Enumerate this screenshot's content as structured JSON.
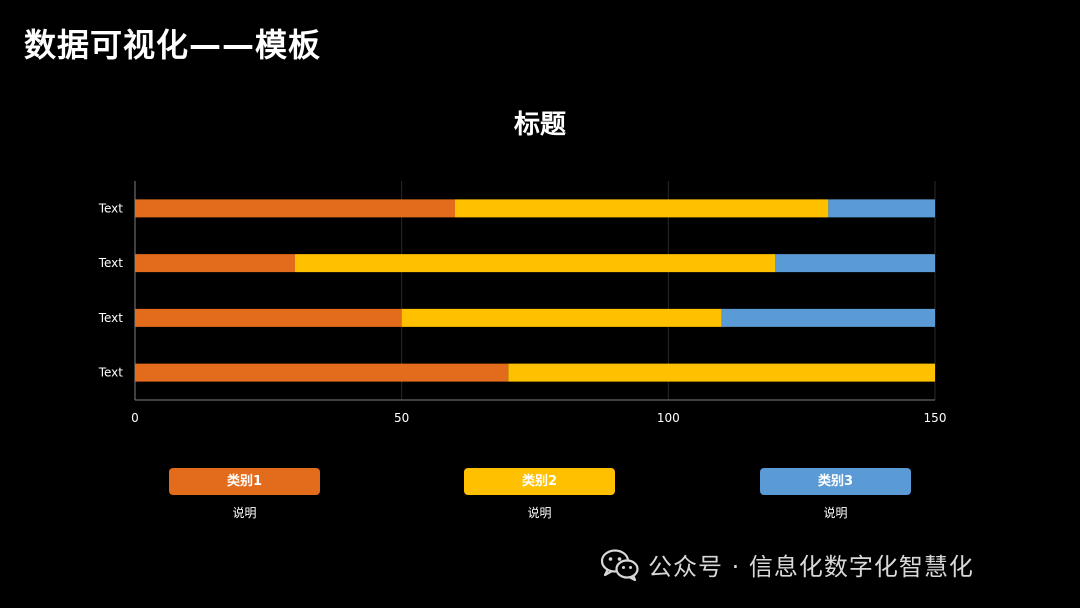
{
  "page": {
    "title": "数据可视化——模板",
    "watermark": "公众号 · 信息化数字化智慧化",
    "watermark_icon": "wechat-icon"
  },
  "chart_data": {
    "type": "bar",
    "orientation": "horizontal",
    "stacked": true,
    "title": "标题",
    "categories": [
      "Text",
      "Text",
      "Text",
      "Text"
    ],
    "series": [
      {
        "name": "类别1",
        "color": "#E36C1C",
        "values": [
          70,
          50,
          30,
          60
        ]
      },
      {
        "name": "类别2",
        "color": "#FFC000",
        "values": [
          80,
          60,
          90,
          70
        ]
      },
      {
        "name": "类别3",
        "color": "#5B9BD5",
        "values": [
          0,
          40,
          30,
          20
        ]
      }
    ],
    "xlim": [
      0,
      150
    ],
    "xticks": [
      0,
      50,
      100,
      150
    ],
    "grid": true,
    "legend_position": "bottom"
  },
  "legend": [
    {
      "label": "类别1",
      "note": "说明",
      "color": "#E36C1C"
    },
    {
      "label": "类别2",
      "note": "说明",
      "color": "#FFC000"
    },
    {
      "label": "类别3",
      "note": "说明",
      "color": "#5B9BD5"
    }
  ]
}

* _What is expected_:
Without the pictures, repeat the listing above exactly.

* _Exercise response_:
Enumerate this screenshot's content as structured JSON.
{
  "page": {
    "title": "数据可视化——模板",
    "watermark": "公众号 · 信息化数字化智慧化",
    "watermark_icon": "wechat-icon"
  },
  "chart_data": {
    "type": "bar",
    "orientation": "horizontal",
    "stacked": true,
    "title": "标题",
    "categories": [
      "Text",
      "Text",
      "Text",
      "Text"
    ],
    "series": [
      {
        "name": "类别1",
        "color": "#E36C1C",
        "values": [
          70,
          50,
          30,
          60
        ]
      },
      {
        "name": "类别2",
        "color": "#FFC000",
        "values": [
          80,
          60,
          90,
          70
        ]
      },
      {
        "name": "类别3",
        "color": "#5B9BD5",
        "values": [
          0,
          40,
          30,
          20
        ]
      }
    ],
    "xlim": [
      0,
      150
    ],
    "xticks": [
      0,
      50,
      100,
      150
    ],
    "grid": true,
    "legend_position": "bottom"
  },
  "legend": [
    {
      "label": "类别1",
      "note": "说明",
      "color": "#E36C1C"
    },
    {
      "label": "类别2",
      "note": "说明",
      "color": "#FFC000"
    },
    {
      "label": "类别3",
      "note": "说明",
      "color": "#5B9BD5"
    }
  ]
}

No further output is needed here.